WHAT IS BEING ASKED: What is needed is an exact repeat of the lines from the line containing "Decode this chart: output" through the final line of the entries below, and nothing else.

********************

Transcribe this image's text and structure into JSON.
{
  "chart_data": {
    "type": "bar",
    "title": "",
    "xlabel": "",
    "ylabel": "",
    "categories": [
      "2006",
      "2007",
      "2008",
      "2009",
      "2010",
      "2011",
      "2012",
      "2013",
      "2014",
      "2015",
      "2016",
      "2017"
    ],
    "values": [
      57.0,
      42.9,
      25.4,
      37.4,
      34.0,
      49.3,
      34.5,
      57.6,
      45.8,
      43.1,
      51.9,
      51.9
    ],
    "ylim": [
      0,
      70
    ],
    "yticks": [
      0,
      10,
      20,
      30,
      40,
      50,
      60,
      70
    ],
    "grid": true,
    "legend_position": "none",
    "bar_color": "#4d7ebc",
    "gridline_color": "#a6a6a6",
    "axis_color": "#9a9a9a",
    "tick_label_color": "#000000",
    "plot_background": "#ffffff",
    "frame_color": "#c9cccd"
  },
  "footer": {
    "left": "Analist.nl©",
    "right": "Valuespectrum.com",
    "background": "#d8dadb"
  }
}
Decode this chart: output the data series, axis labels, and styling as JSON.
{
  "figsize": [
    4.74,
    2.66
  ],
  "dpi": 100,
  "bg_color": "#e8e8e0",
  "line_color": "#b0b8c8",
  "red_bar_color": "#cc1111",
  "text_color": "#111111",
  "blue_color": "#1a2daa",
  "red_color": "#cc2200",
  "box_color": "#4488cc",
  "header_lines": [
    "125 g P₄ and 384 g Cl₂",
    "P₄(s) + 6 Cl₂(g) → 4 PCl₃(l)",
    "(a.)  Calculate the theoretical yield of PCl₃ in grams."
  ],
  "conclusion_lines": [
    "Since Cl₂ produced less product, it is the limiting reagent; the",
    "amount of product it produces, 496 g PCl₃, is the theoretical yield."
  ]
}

********************

EXPECTED ANSWER:
Decode this chart: output the data series, axis labels, and styling as JSON.
{
  "figsize": [
    4.74,
    2.66
  ],
  "dpi": 100,
  "bg_color": "#e8e8e0",
  "line_color": "#b0b8c8",
  "red_bar_color": "#cc1111",
  "text_color": "#111111",
  "blue_color": "#1a2daa",
  "red_color": "#cc2200",
  "box_color": "#4488cc",
  "header_lines": [
    "125 g P₄ and 384 g Cl₂",
    "P₄(s) + 6 Cl₂(g) → 4 PCl₃(l)",
    "(a.)  Calculate the theoretical yield of PCl₃ in grams."
  ],
  "conclusion_lines": [
    "Since Cl₂ produced less product, it is the limiting reagent; the",
    "amount of product it produces, 496 g PCl₃, is the theoretical yield."
  ]
}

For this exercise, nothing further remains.